Written problem: Repeat every entry in the listing below, exactly.

Records supplied:
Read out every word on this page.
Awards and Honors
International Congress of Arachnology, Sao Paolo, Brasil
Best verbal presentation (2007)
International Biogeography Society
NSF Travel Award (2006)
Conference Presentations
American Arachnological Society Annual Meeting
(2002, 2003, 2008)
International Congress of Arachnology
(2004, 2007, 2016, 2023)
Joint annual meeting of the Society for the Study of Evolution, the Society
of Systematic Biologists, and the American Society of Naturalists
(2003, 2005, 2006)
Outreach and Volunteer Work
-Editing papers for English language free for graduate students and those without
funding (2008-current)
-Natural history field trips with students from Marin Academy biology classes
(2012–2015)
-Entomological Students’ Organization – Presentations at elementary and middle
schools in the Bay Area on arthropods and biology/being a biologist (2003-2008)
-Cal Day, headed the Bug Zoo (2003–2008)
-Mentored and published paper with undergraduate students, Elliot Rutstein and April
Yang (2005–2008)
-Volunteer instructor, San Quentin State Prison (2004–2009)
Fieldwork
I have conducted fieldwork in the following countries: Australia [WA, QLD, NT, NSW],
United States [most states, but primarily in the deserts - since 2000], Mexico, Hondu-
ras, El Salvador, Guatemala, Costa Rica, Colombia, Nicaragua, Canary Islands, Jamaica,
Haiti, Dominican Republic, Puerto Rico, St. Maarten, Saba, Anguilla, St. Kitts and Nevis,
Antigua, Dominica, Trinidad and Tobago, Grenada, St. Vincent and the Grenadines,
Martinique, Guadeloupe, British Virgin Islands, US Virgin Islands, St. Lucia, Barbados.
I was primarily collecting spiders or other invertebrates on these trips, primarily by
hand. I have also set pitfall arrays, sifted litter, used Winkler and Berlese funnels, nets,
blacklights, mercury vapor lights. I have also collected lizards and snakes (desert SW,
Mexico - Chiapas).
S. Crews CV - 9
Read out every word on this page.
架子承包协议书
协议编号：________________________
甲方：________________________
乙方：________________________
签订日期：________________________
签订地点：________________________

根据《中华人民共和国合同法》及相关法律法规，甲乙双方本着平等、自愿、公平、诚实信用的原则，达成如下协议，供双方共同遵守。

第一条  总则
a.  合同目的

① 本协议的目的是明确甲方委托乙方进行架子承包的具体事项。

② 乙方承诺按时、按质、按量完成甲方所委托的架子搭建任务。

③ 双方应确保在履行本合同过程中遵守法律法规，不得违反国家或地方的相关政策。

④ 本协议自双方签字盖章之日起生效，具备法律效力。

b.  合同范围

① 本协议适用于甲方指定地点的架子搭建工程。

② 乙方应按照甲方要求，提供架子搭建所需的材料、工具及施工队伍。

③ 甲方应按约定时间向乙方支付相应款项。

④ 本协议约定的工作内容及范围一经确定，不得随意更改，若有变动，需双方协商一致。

Expected output:
Read out every word on this page.
Awards and Honors
International Congress of Arachnology, Sao Paolo, Brasil
Best verbal presentation (2007)
International Biogeography Society
NSF Travel Award (2006)
Conference Presentations
American Arachnological Society Annual Meeting
(2002, 2003, 2008)
International Congress of Arachnology
(2004, 2007, 2016, 2023)
Joint annual meeting of the Society for the Study of Evolution, the Society
of Systematic Biologists, and the American Society of Naturalists
(2003, 2005, 2006)
Outreach and Volunteer Work
-Editing papers for English language free for graduate students and those without
funding (2008-current)
-Natural history field trips with students from Marin Academy biology classes
(2012–2015)
-Entomological Students’ Organization – Presentations at elementary and middle
schools in the Bay Area on arthropods and biology/being a biologist (2003-2008)
-Cal Day, headed the Bug Zoo (2003–2008)
-Mentored and published paper with undergraduate students, Elliot Rutstein and April
Yang (2005–2008)
-Volunteer instructor, San Quentin State Prison (2004–2009)
Fieldwork
I have conducted fieldwork in the following countries: Australia [WA, QLD, NT, NSW],
United States [most states, but primarily in the deserts - since 2000], Mexico, Hondu-
ras, El Salvador, Guatemala, Costa Rica, Colombia, Nicaragua, Canary Islands, Jamaica,
Haiti, Dominican Republic, Puerto Rico, St. Maarten, Saba, Anguilla, St. Kitts and Nevis,
Antigua, Dominica, Trinidad and Tobago, Grenada, St. Vincent and the Grenadines,
Martinique, Guadeloupe, British Virgin Islands, US Virgin Islands, St. Lucia, Barbados.
I was primarily collecting spiders or other invertebrates on these trips, primarily by
hand. I have also set pitfall arrays, sifted litter, used Winkler and Berlese funnels, nets,
blacklights, mercury vapor lights. I have also collected lizards and snakes (desert SW,
Mexico - Chiapas).
S. Crews CV - 9
Read out every word on this page.
架子承包协议书
协议编号：________________________
甲方：________________________
乙方：________________________
签订日期：________________________
签订地点：________________________

根据《中华人民共和国合同法》及相关法律法规，甲乙双方本着平等、自愿、公平、诚实信用的原则，达成如下协议，供双方共同遵守。

第一条  总则
a.  合同目的

① 本协议的目的是明确甲方委托乙方进行架子承包的具体事项。

② 乙方承诺按时、按质、按量完成甲方所委托的架子搭建任务。

③ 双方应确保在履行本合同过程中遵守法律法规，不得违反国家或地方的相关政策。

④ 本协议自双方签字盖章之日起生效，具备法律效力。

b.  合同范围

① 本协议适用于甲方指定地点的架子搭建工程。

② 乙方应按照甲方要求，提供架子搭建所需的材料、工具及施工队伍。

③ 甲方应按约定时间向乙方支付相应款项。

④ 本协议约定的工作内容及范围一经确定，不得随意更改，若有变动，需双方协商一致。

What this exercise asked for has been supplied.